→ **Written problem**
Pick out each line of the records in which the word "color" appears.

☆ ☆ ☆ ☆ ☆ ☆ ☆

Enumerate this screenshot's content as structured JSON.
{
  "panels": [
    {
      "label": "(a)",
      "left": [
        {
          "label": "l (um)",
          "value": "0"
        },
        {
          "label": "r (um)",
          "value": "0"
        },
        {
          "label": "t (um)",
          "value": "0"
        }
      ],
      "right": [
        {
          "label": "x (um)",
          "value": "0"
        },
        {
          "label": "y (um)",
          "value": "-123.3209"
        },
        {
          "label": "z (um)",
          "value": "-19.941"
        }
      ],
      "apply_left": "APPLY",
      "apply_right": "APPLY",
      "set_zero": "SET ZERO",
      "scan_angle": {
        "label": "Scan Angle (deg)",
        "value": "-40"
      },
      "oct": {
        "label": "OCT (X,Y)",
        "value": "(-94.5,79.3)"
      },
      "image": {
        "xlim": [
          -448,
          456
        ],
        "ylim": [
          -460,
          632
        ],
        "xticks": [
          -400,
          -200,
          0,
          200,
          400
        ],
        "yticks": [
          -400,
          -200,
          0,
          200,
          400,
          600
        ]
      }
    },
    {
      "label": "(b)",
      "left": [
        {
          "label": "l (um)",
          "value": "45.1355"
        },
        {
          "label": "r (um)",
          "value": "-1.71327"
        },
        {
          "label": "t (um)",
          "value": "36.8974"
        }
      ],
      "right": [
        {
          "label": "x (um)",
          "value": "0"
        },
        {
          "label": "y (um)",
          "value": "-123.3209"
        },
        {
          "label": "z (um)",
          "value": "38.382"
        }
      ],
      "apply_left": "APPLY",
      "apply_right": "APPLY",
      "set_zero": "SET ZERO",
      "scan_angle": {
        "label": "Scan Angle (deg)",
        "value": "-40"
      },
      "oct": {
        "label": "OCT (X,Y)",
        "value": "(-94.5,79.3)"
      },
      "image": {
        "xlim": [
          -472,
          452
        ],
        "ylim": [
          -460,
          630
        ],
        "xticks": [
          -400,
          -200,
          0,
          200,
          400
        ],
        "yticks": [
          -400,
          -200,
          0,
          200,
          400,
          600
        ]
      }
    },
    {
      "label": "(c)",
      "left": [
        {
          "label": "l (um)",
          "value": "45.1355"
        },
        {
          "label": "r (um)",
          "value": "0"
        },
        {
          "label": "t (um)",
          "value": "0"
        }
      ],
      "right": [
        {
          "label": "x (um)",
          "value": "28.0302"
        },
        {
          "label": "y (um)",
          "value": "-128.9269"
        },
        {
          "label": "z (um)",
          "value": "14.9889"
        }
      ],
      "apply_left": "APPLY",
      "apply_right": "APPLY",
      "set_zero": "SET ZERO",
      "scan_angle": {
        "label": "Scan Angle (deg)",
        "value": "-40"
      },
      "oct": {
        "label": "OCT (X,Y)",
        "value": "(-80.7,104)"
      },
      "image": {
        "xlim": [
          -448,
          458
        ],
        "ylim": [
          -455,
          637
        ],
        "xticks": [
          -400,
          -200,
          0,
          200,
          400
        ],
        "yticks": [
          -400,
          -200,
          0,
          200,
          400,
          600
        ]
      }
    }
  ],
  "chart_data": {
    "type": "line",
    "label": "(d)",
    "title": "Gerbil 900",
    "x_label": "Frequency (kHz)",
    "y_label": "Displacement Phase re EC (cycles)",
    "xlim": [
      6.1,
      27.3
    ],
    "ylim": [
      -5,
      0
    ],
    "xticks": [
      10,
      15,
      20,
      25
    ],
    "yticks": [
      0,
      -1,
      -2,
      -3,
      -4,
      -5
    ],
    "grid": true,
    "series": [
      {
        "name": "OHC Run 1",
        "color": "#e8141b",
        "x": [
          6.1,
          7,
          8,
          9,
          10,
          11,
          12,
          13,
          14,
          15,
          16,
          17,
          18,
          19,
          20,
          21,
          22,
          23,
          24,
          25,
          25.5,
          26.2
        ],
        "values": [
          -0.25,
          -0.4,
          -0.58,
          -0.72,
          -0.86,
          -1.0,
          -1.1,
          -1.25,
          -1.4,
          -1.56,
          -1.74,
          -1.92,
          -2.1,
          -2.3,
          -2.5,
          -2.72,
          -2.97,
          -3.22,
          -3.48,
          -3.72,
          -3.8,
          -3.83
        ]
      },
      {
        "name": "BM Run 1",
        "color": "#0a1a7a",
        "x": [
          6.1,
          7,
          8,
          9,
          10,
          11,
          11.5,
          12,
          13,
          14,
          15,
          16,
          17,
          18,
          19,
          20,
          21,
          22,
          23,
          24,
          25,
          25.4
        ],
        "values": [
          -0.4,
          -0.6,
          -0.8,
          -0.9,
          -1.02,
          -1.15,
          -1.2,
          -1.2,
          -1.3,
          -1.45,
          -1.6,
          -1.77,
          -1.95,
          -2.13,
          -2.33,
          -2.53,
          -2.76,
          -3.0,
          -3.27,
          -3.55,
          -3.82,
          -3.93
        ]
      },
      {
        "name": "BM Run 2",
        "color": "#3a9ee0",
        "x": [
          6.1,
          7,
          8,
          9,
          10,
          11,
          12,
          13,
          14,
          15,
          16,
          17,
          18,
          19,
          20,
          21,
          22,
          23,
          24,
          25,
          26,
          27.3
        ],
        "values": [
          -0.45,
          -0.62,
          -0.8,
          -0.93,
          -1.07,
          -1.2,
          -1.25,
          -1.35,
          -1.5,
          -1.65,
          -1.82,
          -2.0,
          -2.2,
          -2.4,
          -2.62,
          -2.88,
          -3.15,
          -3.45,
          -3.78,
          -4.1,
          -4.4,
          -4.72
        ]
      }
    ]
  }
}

☆ ☆ ☆ ☆ ☆ ☆ ☆

→ **The solution**
        "color": "#e8141b",
        "color": "#0a1a7a",
        "color": "#3a9ee0",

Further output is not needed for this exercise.